§ **TASK OBJECTIVE**
Return each line containing "электрона".

Collection entries
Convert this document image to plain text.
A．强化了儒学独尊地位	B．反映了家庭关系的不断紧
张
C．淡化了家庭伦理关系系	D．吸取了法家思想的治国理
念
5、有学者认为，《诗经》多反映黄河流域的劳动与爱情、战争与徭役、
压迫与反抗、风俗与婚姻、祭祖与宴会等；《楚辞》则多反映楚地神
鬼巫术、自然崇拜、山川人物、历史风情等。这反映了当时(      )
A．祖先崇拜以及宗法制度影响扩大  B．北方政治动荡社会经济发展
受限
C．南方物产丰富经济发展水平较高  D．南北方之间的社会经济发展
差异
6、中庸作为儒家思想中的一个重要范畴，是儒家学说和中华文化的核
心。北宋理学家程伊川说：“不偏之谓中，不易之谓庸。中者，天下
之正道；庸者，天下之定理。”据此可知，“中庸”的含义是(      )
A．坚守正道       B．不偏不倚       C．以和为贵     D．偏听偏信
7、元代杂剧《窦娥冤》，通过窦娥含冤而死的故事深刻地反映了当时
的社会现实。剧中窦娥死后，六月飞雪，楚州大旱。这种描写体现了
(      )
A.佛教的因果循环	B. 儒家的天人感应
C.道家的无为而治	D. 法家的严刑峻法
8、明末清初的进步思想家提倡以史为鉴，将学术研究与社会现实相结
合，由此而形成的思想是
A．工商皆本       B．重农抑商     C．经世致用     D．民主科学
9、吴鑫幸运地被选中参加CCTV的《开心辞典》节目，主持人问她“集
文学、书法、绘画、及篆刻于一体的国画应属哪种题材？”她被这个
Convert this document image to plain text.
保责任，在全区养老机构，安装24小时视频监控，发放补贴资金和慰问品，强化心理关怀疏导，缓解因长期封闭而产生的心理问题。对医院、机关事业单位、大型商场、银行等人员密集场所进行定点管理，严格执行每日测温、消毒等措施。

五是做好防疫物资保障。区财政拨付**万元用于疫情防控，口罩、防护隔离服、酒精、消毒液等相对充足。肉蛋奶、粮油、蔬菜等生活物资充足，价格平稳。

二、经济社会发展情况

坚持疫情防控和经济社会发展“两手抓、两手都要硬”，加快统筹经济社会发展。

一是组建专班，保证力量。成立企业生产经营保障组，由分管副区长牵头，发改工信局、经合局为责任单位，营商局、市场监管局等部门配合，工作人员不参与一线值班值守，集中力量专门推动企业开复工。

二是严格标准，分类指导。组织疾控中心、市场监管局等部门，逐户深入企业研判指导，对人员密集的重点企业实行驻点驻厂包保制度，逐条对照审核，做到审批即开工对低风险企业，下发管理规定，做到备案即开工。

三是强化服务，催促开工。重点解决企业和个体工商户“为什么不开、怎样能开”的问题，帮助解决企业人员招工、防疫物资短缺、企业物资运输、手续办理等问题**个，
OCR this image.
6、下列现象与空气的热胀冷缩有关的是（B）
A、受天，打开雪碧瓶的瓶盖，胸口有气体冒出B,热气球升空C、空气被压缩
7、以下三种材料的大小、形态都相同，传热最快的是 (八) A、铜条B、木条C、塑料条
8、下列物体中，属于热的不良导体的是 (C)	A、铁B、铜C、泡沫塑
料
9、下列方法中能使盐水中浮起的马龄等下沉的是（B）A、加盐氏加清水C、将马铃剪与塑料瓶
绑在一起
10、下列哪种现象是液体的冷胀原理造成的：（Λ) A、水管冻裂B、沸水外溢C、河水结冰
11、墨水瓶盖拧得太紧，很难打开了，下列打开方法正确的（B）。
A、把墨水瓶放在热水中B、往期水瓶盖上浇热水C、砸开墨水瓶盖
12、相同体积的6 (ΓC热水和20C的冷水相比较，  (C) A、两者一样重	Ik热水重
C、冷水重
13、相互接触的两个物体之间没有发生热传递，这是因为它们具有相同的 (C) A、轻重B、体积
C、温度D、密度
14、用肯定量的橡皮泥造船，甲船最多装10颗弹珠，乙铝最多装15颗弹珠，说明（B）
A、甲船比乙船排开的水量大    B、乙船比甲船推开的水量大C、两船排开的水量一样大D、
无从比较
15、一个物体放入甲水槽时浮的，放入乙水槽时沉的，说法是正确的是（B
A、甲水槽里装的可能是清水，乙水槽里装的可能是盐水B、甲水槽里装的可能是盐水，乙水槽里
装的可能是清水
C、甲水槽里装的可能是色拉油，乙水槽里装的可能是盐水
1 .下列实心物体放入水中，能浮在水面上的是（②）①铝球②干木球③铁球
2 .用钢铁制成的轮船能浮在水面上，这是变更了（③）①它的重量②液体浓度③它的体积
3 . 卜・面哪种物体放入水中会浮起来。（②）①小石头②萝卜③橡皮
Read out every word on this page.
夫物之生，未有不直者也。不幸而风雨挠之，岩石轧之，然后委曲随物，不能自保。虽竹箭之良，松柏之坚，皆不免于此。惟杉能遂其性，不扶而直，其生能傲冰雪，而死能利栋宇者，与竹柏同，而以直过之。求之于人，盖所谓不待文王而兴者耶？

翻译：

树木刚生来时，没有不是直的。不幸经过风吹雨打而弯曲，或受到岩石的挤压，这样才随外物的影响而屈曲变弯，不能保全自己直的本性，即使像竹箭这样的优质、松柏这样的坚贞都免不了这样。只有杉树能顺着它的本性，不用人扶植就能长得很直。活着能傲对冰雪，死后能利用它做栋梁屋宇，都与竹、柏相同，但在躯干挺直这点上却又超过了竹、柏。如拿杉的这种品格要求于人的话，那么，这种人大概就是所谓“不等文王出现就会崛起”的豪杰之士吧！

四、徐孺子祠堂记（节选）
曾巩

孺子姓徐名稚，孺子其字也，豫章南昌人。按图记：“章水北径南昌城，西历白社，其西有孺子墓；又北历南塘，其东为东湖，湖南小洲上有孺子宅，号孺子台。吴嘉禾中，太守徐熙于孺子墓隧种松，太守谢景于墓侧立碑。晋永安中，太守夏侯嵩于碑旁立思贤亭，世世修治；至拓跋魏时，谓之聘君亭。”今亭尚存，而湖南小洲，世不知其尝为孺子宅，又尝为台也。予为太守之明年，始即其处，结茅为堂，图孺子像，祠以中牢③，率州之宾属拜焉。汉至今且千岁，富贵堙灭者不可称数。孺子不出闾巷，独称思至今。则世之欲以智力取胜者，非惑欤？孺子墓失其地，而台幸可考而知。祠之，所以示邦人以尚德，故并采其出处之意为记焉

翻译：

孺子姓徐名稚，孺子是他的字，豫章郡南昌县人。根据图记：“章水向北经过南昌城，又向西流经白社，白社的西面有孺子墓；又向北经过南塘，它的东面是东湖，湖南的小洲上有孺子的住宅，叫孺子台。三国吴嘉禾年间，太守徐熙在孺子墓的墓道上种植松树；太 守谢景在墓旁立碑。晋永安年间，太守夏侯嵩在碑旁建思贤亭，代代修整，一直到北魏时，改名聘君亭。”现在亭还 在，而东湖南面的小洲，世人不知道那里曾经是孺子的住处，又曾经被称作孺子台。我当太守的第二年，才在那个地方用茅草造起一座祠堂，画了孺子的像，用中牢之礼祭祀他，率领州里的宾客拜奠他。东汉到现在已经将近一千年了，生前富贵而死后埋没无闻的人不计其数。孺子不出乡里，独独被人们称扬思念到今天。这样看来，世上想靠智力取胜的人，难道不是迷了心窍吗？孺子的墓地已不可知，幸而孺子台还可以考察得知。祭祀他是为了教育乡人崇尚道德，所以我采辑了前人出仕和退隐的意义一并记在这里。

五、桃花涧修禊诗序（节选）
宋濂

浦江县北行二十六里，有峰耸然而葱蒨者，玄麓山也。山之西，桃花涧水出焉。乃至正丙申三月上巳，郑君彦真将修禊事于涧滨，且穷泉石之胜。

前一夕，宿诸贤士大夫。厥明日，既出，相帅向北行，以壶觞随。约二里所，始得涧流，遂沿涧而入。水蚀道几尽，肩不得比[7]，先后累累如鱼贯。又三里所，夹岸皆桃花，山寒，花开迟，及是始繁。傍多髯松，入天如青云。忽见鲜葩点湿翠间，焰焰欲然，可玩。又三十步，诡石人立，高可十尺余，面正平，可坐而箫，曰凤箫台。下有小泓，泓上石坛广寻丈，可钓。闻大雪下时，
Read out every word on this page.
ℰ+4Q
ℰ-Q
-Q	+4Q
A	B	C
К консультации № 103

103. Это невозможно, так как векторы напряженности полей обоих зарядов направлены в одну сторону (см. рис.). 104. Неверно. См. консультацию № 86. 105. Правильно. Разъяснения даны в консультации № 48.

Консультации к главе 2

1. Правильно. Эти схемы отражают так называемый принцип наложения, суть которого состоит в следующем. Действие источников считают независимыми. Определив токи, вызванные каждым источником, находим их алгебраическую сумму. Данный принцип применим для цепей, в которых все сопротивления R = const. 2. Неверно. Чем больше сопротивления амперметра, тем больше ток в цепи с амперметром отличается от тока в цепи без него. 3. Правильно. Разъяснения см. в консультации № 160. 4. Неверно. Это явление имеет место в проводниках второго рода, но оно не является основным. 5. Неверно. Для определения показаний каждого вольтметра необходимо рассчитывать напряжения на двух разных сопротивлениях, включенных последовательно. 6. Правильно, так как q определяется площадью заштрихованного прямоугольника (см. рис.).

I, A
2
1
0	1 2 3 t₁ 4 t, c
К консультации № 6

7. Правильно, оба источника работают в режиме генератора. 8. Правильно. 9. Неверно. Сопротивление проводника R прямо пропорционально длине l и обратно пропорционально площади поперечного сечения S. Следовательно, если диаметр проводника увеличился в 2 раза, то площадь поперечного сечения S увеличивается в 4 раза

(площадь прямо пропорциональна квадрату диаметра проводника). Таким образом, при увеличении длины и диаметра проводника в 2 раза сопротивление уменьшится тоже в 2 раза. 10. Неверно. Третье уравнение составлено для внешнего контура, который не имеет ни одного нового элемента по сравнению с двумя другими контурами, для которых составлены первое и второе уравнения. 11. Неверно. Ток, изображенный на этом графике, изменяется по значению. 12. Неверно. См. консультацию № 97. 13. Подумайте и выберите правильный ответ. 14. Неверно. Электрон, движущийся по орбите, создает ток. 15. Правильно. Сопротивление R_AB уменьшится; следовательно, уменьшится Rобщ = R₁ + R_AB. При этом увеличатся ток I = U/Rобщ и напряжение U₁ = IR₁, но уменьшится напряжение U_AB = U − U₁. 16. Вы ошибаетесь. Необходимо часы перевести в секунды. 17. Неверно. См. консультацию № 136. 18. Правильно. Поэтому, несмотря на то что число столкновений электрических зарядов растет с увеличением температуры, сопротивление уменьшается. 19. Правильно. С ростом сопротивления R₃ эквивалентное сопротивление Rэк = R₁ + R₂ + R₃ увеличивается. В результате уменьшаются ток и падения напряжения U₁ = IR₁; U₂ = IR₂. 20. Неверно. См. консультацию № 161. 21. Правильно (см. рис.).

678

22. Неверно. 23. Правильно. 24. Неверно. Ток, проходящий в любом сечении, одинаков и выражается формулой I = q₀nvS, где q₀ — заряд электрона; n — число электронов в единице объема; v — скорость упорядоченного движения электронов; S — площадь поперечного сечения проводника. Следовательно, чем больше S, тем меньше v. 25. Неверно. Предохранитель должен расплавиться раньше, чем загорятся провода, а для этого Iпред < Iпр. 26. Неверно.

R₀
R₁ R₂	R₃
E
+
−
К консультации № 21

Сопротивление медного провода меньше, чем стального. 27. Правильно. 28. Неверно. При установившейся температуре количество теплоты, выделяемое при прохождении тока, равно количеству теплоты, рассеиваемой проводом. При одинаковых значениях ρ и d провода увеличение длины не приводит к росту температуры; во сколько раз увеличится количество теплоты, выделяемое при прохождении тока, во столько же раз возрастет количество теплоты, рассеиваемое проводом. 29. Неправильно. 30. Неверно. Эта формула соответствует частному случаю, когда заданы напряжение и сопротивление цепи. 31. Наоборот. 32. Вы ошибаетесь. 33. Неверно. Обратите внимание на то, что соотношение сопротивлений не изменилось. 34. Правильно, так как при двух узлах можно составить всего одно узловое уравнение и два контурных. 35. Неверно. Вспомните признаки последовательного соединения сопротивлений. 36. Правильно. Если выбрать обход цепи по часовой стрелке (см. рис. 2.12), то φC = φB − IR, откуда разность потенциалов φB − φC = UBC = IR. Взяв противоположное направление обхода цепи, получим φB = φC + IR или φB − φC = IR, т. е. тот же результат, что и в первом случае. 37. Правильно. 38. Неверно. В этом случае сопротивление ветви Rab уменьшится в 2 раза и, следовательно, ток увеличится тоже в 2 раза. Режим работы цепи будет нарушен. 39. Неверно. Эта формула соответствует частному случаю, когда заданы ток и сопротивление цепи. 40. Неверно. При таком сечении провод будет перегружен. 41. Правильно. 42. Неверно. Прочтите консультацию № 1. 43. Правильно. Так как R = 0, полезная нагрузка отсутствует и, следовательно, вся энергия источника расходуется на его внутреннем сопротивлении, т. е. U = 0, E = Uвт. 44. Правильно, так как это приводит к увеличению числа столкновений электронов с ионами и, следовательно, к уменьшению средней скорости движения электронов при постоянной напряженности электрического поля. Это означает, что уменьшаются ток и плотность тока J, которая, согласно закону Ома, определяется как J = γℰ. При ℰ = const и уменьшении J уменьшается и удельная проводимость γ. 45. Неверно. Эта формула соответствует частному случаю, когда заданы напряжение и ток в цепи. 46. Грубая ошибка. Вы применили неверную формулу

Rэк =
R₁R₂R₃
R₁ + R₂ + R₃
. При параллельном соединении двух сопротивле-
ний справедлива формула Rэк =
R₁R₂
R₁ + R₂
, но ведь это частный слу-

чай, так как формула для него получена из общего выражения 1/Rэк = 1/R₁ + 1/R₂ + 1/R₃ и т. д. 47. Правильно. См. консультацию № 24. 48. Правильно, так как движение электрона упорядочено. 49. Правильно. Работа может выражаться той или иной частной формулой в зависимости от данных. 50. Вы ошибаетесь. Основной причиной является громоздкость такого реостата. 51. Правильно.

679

§ **SOLUTION TO THIS EXERCISE**
22. Неверно. 23. Правильно. 24. Неверно. Ток, проходящий в любом сечении, одинаков и выражается формулой I = q₀nvS, где q₀ — заряд электрона; n — число электронов в единице объема; v — скорость упорядоченного движения электронов; S — площадь поперечного сечения проводника. Следовательно, чем больше S, тем меньше v. 25. Неверно. Предохранитель должен расплавиться раньше, чем загорятся провода, а для этого Iпред < Iпр. 26. Неверно.
чай, так как формула для него получена из общего выражения 1/Rэк = 1/R₁ + 1/R₂ + 1/R₃ и т. д. 47. Правильно. См. консультацию № 24. 48. Правильно, так как движение электрона упорядочено. 49. Правильно. Работа может выражаться той или иной частной формулой в зависимости от данных. 50. Вы ошибаетесь. Основной причиной является громоздкость такого реостата. 51. Правильно.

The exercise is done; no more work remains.